> Figure collection entries

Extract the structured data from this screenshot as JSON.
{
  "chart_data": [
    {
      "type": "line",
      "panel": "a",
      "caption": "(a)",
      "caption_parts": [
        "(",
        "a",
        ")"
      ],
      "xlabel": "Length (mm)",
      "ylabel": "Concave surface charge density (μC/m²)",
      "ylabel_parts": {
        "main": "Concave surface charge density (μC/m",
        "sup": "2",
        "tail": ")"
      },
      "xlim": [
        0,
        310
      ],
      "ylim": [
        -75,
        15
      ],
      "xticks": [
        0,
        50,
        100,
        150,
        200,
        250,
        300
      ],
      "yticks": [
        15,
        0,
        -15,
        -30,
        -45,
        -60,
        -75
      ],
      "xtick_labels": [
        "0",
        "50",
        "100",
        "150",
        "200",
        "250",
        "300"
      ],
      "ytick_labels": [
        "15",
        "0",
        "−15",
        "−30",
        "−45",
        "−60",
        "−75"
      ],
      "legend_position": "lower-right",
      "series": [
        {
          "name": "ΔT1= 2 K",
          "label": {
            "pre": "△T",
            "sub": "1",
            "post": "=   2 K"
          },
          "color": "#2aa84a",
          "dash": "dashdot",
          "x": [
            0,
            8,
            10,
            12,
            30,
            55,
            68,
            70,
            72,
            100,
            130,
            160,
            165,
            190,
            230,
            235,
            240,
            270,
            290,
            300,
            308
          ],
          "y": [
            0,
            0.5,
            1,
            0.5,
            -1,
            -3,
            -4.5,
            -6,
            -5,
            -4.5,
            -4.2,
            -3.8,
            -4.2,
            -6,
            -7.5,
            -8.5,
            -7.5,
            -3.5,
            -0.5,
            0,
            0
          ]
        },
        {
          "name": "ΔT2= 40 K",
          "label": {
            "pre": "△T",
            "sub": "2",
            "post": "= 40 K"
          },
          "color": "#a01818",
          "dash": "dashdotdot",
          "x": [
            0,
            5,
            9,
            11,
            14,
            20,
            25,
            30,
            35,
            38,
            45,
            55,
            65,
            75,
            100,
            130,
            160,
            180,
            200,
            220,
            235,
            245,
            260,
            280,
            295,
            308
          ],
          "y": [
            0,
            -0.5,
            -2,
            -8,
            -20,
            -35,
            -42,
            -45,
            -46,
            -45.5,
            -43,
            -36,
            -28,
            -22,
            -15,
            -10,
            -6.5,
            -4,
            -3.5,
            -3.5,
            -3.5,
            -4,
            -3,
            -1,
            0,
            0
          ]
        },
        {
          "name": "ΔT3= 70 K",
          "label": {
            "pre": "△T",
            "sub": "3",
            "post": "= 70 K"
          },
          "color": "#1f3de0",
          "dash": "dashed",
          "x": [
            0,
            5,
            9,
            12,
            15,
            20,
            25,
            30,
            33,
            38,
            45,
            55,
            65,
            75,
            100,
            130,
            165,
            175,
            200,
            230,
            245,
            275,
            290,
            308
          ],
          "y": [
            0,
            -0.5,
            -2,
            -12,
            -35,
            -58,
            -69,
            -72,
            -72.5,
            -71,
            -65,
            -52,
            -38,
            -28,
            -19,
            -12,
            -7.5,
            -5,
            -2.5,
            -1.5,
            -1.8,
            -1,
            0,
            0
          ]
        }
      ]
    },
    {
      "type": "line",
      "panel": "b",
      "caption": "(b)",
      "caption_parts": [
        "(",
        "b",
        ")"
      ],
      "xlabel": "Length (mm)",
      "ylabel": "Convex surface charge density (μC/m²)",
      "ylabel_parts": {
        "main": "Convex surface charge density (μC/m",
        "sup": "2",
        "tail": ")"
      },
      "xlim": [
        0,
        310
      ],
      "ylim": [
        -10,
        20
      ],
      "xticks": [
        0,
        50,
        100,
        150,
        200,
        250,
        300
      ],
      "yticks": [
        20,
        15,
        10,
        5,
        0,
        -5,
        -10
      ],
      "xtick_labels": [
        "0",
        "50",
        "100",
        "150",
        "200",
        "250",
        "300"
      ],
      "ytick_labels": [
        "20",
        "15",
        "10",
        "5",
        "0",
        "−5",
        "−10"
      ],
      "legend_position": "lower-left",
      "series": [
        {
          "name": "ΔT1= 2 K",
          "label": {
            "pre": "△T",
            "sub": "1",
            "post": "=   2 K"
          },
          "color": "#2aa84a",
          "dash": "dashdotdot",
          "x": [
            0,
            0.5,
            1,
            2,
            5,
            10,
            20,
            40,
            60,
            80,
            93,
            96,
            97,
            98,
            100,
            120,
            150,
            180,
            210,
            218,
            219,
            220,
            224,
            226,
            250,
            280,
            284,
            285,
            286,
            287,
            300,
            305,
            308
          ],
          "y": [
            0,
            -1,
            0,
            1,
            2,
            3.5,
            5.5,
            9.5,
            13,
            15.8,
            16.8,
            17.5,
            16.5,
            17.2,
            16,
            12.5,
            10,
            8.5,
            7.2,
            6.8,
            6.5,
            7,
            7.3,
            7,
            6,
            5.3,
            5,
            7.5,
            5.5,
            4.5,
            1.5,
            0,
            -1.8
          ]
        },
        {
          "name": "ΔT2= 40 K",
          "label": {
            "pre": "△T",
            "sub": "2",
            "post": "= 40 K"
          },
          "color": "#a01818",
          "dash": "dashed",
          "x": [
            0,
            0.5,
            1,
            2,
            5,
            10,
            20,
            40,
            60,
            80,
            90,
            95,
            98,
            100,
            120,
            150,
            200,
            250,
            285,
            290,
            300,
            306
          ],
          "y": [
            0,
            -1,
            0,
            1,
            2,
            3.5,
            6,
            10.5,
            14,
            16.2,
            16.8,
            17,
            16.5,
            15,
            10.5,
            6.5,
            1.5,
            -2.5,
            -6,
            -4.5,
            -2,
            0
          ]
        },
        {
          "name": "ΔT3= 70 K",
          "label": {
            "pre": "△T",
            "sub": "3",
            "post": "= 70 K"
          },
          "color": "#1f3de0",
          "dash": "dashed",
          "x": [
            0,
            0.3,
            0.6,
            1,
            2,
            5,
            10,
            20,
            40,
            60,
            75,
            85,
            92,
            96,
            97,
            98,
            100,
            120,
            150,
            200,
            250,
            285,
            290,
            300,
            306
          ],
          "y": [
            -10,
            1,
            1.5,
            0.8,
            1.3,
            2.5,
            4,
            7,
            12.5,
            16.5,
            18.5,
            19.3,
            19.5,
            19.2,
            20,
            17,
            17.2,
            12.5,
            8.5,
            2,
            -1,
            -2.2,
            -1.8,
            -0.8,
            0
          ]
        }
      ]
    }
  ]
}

> Description of the task
Your task is to give the records above again, exactly.

> Task response
Extract the structured data from this screenshot as JSON.
{
  "chart_data": [
    {
      "type": "line",
      "panel": "a",
      "caption": "(a)",
      "caption_parts": [
        "(",
        "a",
        ")"
      ],
      "xlabel": "Length (mm)",
      "ylabel": "Concave surface charge density (μC/m²)",
      "ylabel_parts": {
        "main": "Concave surface charge density (μC/m",
        "sup": "2",
        "tail": ")"
      },
      "xlim": [
        0,
        310
      ],
      "ylim": [
        -75,
        15
      ],
      "xticks": [
        0,
        50,
        100,
        150,
        200,
        250,
        300
      ],
      "yticks": [
        15,
        0,
        -15,
        -30,
        -45,
        -60,
        -75
      ],
      "xtick_labels": [
        "0",
        "50",
        "100",
        "150",
        "200",
        "250",
        "300"
      ],
      "ytick_labels": [
        "15",
        "0",
        "−15",
        "−30",
        "−45",
        "−60",
        "−75"
      ],
      "legend_position": "lower-right",
      "series": [
        {
          "name": "ΔT1= 2 K",
          "label": {
            "pre": "△T",
            "sub": "1",
            "post": "=   2 K"
          },
          "color": "#2aa84a",
          "dash": "dashdot",
          "x": [
            0,
            8,
            10,
            12,
            30,
            55,
            68,
            70,
            72,
            100,
            130,
            160,
            165,
            190,
            230,
            235,
            240,
            270,
            290,
            300,
            308
          ],
          "y": [
            0,
            0.5,
            1,
            0.5,
            -1,
            -3,
            -4.5,
            -6,
            -5,
            -4.5,
            -4.2,
            -3.8,
            -4.2,
            -6,
            -7.5,
            -8.5,
            -7.5,
            -3.5,
            -0.5,
            0,
            0
          ]
        },
        {
          "name": "ΔT2= 40 K",
          "label": {
            "pre": "△T",
            "sub": "2",
            "post": "= 40 K"
          },
          "color": "#a01818",
          "dash": "dashdotdot",
          "x": [
            0,
            5,
            9,
            11,
            14,
            20,
            25,
            30,
            35,
            38,
            45,
            55,
            65,
            75,
            100,
            130,
            160,
            180,
            200,
            220,
            235,
            245,
            260,
            280,
            295,
            308
          ],
          "y": [
            0,
            -0.5,
            -2,
            -8,
            -20,
            -35,
            -42,
            -45,
            -46,
            -45.5,
            -43,
            -36,
            -28,
            -22,
            -15,
            -10,
            -6.5,
            -4,
            -3.5,
            -3.5,
            -3.5,
            -4,
            -3,
            -1,
            0,
            0
          ]
        },
        {
          "name": "ΔT3= 70 K",
          "label": {
            "pre": "△T",
            "sub": "3",
            "post": "= 70 K"
          },
          "color": "#1f3de0",
          "dash": "dashed",
          "x": [
            0,
            5,
            9,
            12,
            15,
            20,
            25,
            30,
            33,
            38,
            45,
            55,
            65,
            75,
            100,
            130,
            165,
            175,
            200,
            230,
            245,
            275,
            290,
            308
          ],
          "y": [
            0,
            -0.5,
            -2,
            -12,
            -35,
            -58,
            -69,
            -72,
            -72.5,
            -71,
            -65,
            -52,
            -38,
            -28,
            -19,
            -12,
            -7.5,
            -5,
            -2.5,
            -1.5,
            -1.8,
            -1,
            0,
            0
          ]
        }
      ]
    },
    {
      "type": "line",
      "panel": "b",
      "caption": "(b)",
      "caption_parts": [
        "(",
        "b",
        ")"
      ],
      "xlabel": "Length (mm)",
      "ylabel": "Convex surface charge density (μC/m²)",
      "ylabel_parts": {
        "main": "Convex surface charge density (μC/m",
        "sup": "2",
        "tail": ")"
      },
      "xlim": [
        0,
        310
      ],
      "ylim": [
        -10,
        20
      ],
      "xticks": [
        0,
        50,
        100,
        150,
        200,
        250,
        300
      ],
      "yticks": [
        20,
        15,
        10,
        5,
        0,
        -5,
        -10
      ],
      "xtick_labels": [
        "0",
        "50",
        "100",
        "150",
        "200",
        "250",
        "300"
      ],
      "ytick_labels": [
        "20",
        "15",
        "10",
        "5",
        "0",
        "−5",
        "−10"
      ],
      "legend_position": "lower-left",
      "series": [
        {
          "name": "ΔT1= 2 K",
          "label": {
            "pre": "△T",
            "sub": "1",
            "post": "=   2 K"
          },
          "color": "#2aa84a",
          "dash": "dashdotdot",
          "x": [
            0,
            0.5,
            1,
            2,
            5,
            10,
            20,
            40,
            60,
            80,
            93,
            96,
            97,
            98,
            100,
            120,
            150,
            180,
            210,
            218,
            219,
            220,
            224,
            226,
            250,
            280,
            284,
            285,
            286,
            287,
            300,
            305,
            308
          ],
          "y": [
            0,
            -1,
            0,
            1,
            2,
            3.5,
            5.5,
            9.5,
            13,
            15.8,
            16.8,
            17.5,
            16.5,
            17.2,
            16,
            12.5,
            10,
            8.5,
            7.2,
            6.8,
            6.5,
            7,
            7.3,
            7,
            6,
            5.3,
            5,
            7.5,
            5.5,
            4.5,
            1.5,
            0,
            -1.8
          ]
        },
        {
          "name": "ΔT2= 40 K",
          "label": {
            "pre": "△T",
            "sub": "2",
            "post": "= 40 K"
          },
          "color": "#a01818",
          "dash": "dashed",
          "x": [
            0,
            0.5,
            1,
            2,
            5,
            10,
            20,
            40,
            60,
            80,
            90,
            95,
            98,
            100,
            120,
            150,
            200,
            250,
            285,
            290,
            300,
            306
          ],
          "y": [
            0,
            -1,
            0,
            1,
            2,
            3.5,
            6,
            10.5,
            14,
            16.2,
            16.8,
            17,
            16.5,
            15,
            10.5,
            6.5,
            1.5,
            -2.5,
            -6,
            -4.5,
            -2,
            0
          ]
        },
        {
          "name": "ΔT3= 70 K",
          "label": {
            "pre": "△T",
            "sub": "3",
            "post": "= 70 K"
          },
          "color": "#1f3de0",
          "dash": "dashed",
          "x": [
            0,
            0.3,
            0.6,
            1,
            2,
            5,
            10,
            20,
            40,
            60,
            75,
            85,
            92,
            96,
            97,
            98,
            100,
            120,
            150,
            200,
            250,
            285,
            290,
            300,
            306
          ],
          "y": [
            -10,
            1,
            1.5,
            0.8,
            1.3,
            2.5,
            4,
            7,
            12.5,
            16.5,
            18.5,
            19.3,
            19.5,
            19.2,
            20,
            17,
            17.2,
            12.5,
            8.5,
            2,
            -1,
            -2.2,
            -1.8,
            -0.8,
            0
          ]
        }
      ]
    }
  ]
}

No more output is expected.